- [Data provided]
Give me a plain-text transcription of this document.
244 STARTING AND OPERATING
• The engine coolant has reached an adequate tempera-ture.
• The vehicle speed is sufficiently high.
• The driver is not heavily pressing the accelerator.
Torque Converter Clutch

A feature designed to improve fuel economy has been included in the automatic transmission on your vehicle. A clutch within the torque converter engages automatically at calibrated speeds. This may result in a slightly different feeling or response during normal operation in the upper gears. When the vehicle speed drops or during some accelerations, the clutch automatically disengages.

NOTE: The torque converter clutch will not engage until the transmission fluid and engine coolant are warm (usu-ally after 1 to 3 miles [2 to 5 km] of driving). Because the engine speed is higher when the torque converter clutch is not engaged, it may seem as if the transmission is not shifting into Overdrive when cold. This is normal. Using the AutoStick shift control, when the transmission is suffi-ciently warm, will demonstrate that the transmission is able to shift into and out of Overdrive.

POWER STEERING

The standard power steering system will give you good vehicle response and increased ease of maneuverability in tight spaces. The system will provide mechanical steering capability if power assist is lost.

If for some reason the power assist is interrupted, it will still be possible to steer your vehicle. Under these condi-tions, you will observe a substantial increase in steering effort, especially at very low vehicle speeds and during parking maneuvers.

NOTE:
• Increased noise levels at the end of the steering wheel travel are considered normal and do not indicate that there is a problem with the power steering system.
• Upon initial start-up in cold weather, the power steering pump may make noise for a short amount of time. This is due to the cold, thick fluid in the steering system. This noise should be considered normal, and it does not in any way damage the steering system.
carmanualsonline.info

- [What you need to do]
Return every line of the preceding records in which the word "noise" appears.

- [Task answer]
• Increased noise levels at the end of the steering wheel travel are considered normal and do not indicate that there is a problem with the power steering system.
• Upon initial start-up in cold weather, the power steering pump may make noise for a short amount of time. This is due to the cold, thick fluid in the steering system. This noise should be considered normal, and it does not in any way damage the steering system.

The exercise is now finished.